** begin **

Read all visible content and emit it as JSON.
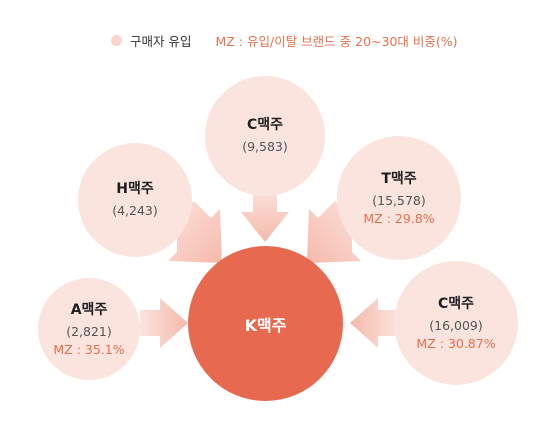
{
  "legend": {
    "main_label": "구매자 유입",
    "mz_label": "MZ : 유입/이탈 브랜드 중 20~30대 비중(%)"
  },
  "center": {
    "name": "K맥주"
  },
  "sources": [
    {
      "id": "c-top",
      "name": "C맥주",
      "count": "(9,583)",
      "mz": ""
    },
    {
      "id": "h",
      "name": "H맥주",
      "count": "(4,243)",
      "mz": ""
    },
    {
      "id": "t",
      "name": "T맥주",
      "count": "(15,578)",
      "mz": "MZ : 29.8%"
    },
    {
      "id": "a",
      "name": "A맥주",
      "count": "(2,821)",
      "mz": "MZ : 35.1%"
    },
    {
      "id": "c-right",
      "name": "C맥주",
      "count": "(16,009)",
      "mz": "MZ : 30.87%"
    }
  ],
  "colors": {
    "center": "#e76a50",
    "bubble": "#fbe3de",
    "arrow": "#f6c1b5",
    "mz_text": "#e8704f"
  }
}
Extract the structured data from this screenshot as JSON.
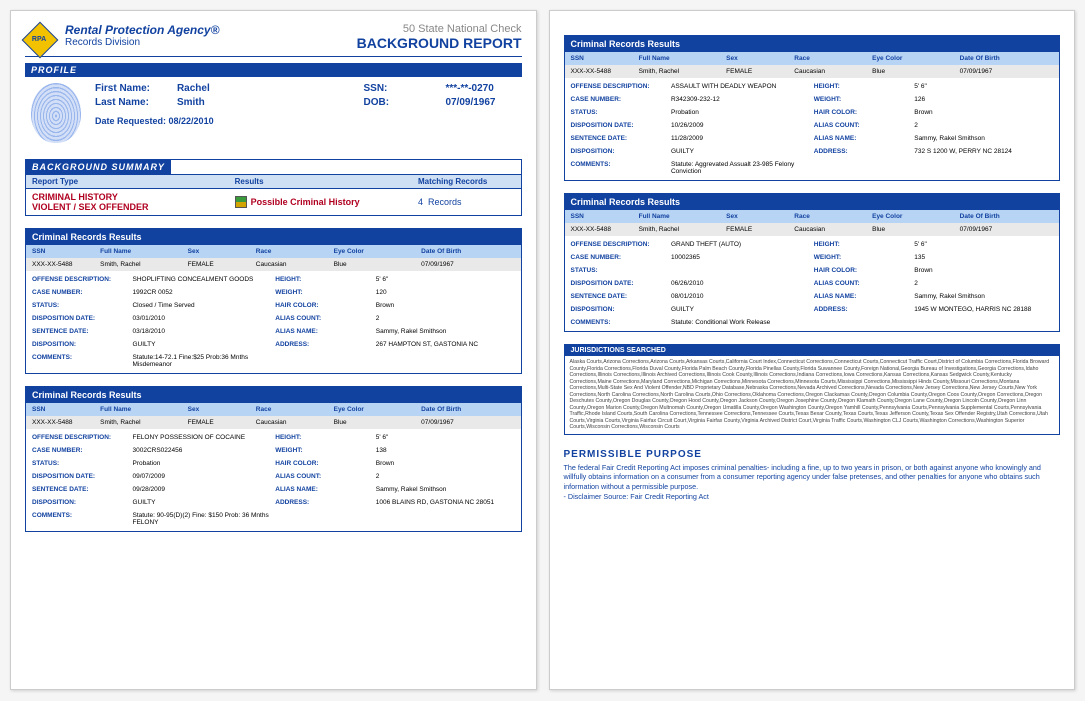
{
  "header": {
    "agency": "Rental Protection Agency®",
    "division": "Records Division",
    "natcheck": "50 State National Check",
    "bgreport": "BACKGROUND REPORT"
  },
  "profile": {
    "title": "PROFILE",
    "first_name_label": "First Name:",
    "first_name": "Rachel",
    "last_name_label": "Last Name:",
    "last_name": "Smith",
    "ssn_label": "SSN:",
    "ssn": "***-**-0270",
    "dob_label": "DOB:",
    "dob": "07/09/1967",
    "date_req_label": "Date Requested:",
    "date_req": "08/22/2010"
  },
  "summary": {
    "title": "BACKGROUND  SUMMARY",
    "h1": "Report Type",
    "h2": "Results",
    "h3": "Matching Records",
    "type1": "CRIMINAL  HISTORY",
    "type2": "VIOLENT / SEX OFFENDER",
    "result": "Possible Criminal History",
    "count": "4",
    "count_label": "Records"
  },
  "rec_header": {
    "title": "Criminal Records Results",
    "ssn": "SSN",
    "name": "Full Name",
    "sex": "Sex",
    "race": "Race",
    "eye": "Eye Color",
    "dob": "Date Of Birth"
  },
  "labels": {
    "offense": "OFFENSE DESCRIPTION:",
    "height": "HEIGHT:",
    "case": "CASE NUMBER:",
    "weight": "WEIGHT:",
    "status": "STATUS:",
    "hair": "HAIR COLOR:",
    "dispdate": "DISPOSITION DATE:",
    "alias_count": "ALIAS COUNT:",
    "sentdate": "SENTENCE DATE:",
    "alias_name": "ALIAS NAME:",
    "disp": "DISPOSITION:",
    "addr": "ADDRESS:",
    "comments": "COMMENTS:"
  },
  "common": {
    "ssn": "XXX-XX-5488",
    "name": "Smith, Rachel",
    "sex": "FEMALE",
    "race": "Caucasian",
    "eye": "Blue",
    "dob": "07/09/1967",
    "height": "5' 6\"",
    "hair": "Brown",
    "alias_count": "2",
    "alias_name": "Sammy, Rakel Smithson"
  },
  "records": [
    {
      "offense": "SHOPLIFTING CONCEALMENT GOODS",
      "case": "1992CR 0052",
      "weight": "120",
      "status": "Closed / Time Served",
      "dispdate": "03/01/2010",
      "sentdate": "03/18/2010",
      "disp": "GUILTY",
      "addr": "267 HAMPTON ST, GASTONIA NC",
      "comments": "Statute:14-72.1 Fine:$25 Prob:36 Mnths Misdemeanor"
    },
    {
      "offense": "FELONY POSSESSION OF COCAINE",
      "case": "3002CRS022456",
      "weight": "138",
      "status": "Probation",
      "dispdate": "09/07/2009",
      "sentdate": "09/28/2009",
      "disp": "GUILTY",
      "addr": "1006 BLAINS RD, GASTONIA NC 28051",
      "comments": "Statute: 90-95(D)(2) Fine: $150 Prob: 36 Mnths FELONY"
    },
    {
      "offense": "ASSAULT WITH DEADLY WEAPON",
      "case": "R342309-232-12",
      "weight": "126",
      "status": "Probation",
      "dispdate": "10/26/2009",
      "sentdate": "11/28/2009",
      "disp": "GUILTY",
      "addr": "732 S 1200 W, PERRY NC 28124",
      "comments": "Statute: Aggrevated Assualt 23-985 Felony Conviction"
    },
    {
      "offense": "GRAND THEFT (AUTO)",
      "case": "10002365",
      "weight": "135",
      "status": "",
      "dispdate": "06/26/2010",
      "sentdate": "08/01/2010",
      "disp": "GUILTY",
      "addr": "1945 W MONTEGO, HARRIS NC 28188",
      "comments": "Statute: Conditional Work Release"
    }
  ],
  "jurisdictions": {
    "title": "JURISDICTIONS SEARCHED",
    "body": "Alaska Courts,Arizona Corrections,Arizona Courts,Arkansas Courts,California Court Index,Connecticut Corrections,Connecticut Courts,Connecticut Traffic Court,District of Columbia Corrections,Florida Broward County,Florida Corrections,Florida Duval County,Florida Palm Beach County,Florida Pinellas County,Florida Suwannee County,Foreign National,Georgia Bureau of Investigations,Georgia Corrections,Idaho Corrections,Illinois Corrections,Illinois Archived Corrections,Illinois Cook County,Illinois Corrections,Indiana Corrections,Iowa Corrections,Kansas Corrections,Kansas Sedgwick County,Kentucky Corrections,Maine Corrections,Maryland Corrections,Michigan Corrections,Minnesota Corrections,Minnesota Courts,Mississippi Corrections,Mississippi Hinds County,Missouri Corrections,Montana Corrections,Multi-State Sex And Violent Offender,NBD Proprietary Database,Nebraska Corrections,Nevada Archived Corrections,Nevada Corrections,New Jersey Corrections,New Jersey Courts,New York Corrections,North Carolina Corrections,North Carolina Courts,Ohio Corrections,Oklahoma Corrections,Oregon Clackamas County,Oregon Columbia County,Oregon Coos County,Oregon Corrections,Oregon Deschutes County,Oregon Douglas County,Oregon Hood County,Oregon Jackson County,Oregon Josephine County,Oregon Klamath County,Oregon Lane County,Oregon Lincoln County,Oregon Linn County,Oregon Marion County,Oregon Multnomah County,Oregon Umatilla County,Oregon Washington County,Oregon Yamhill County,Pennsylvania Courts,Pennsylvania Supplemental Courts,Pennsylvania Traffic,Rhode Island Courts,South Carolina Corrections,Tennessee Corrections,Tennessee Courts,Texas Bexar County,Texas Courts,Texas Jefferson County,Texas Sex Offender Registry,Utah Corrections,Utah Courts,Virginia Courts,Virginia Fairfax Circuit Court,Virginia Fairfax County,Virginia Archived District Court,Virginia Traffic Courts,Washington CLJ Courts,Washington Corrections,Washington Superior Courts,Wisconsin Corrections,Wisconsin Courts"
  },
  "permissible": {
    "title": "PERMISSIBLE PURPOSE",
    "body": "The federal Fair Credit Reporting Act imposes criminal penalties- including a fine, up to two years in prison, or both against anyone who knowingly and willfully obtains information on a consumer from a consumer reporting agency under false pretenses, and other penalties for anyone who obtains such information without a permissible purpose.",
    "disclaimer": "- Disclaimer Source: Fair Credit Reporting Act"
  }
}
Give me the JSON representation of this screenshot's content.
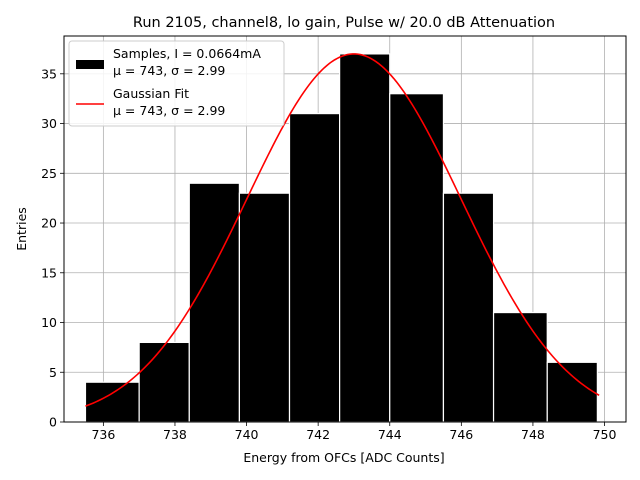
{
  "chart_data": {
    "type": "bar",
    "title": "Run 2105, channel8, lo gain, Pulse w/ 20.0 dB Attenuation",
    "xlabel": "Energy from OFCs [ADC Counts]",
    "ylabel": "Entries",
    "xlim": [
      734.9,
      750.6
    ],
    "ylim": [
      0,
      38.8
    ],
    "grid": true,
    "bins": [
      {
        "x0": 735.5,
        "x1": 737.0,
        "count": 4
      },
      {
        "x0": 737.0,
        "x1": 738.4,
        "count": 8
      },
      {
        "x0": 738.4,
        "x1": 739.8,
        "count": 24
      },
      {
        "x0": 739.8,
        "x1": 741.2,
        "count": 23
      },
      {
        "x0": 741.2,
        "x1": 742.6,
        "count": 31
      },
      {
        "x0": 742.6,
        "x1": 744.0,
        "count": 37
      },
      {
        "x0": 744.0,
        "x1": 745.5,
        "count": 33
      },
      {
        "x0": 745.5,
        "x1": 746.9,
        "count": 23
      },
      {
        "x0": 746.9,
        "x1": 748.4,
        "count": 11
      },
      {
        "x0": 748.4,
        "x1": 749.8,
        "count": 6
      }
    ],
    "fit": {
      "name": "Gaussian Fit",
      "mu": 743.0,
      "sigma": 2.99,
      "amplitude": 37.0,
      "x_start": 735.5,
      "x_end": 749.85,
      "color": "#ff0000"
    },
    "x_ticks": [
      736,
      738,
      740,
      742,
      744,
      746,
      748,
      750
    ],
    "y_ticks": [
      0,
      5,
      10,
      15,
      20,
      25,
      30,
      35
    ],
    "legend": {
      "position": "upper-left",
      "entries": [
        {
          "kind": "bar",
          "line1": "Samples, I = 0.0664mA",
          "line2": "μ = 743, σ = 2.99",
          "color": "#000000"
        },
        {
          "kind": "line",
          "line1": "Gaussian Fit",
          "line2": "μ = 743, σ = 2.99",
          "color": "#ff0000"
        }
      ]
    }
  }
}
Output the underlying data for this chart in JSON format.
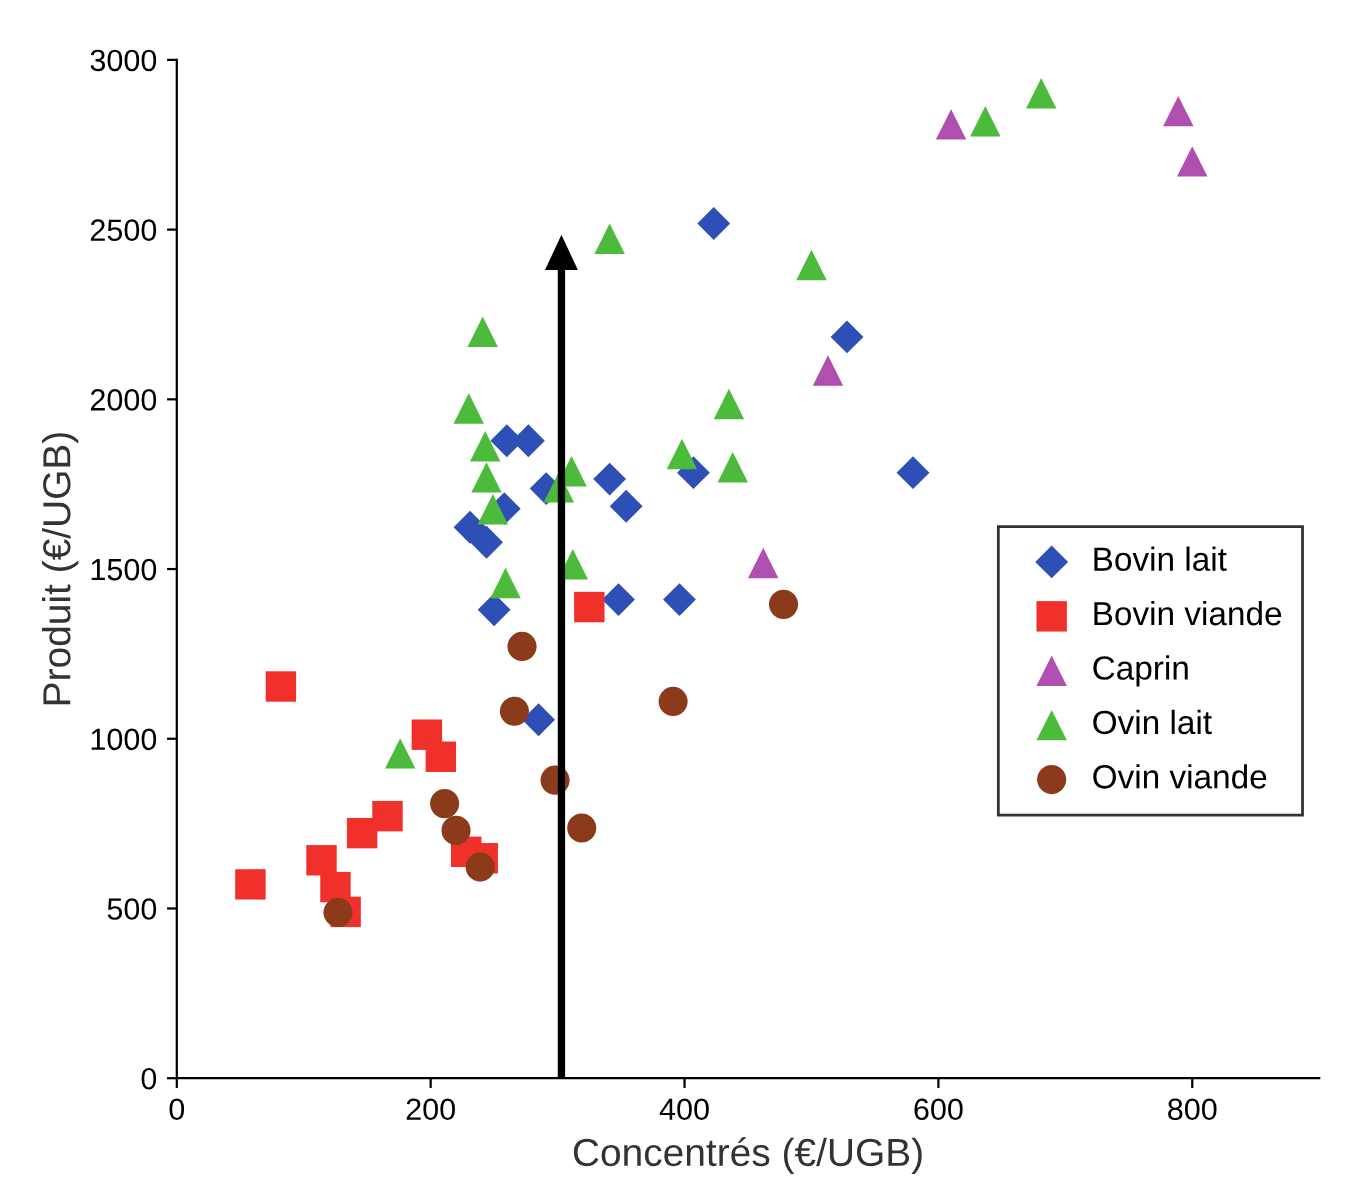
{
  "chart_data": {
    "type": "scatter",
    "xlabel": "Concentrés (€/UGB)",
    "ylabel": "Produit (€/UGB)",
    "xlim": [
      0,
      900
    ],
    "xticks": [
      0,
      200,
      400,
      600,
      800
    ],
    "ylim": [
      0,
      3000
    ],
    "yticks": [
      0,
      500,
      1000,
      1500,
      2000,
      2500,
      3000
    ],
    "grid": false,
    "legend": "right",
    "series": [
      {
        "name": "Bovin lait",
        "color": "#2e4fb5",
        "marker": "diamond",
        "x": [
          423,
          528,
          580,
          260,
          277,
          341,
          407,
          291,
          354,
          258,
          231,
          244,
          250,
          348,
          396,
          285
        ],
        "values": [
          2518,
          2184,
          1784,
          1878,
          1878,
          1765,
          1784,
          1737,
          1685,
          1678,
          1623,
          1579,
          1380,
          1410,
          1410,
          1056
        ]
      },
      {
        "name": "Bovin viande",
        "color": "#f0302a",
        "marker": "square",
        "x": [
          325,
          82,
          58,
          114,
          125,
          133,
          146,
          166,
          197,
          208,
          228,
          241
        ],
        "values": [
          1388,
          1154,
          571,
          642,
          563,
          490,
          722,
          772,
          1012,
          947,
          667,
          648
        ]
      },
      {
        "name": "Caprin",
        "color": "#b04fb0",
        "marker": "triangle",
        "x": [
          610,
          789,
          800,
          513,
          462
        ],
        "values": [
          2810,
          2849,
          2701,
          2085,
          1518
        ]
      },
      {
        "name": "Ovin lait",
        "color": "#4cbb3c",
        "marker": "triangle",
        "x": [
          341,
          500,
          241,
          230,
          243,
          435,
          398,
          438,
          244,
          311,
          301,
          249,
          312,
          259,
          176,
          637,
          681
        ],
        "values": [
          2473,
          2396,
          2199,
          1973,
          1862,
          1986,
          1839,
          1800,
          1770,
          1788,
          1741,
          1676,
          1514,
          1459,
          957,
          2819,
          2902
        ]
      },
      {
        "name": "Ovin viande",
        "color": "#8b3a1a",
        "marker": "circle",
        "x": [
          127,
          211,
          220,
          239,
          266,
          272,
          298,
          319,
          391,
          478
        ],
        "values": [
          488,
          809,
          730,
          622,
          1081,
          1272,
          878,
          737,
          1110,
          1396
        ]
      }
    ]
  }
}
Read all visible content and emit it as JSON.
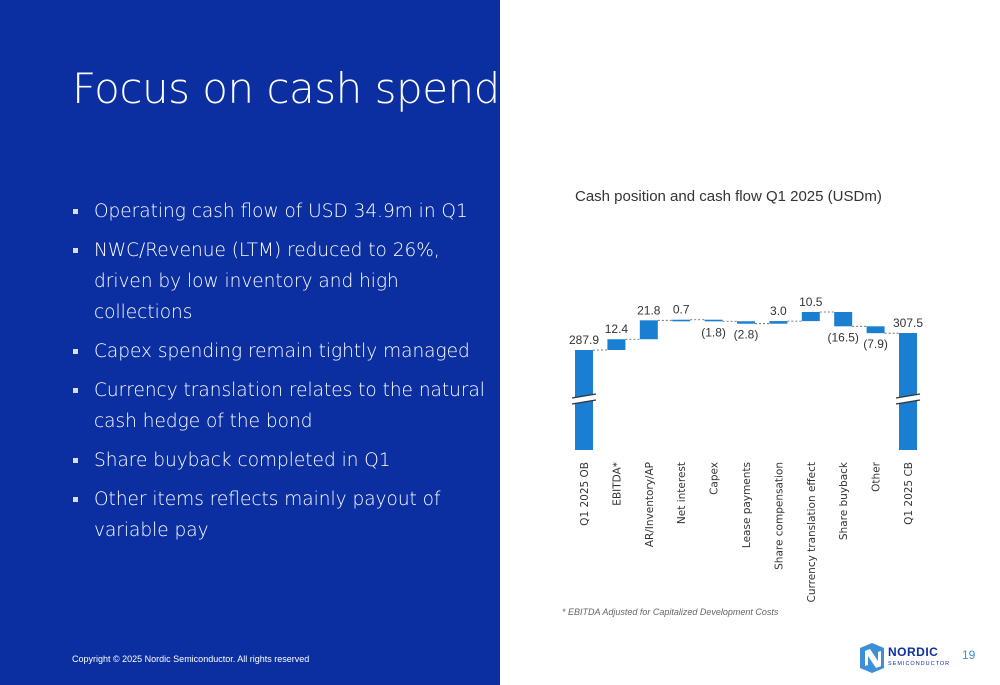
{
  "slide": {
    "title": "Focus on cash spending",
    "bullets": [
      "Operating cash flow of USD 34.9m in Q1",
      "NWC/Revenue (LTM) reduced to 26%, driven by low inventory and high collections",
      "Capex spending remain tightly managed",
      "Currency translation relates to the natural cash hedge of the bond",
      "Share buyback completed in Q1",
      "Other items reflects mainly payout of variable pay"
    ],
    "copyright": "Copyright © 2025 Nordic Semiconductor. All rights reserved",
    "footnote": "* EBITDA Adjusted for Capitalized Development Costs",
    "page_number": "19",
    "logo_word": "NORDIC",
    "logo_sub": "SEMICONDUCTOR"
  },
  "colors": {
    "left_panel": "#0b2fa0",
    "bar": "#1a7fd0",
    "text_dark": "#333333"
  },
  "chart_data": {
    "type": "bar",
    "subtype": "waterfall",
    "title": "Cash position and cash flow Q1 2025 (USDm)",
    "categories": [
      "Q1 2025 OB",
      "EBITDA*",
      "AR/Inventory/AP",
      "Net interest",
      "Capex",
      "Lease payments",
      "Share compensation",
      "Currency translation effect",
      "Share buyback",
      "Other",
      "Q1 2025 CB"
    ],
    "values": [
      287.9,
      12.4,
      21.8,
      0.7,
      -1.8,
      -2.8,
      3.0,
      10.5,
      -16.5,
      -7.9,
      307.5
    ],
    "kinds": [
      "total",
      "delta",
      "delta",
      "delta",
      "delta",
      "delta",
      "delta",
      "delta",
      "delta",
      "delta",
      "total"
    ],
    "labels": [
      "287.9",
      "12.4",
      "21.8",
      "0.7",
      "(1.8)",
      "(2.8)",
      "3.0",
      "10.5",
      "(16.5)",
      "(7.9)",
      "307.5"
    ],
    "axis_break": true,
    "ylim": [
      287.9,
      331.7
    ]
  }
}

** end **

Task to carry out: Copy every line in the entries above that has the string "DISPOSITION" in it.

Completed task:
    "dispdate": "DISPOSITION DATE:",
    "disp": "DISPOSITION:",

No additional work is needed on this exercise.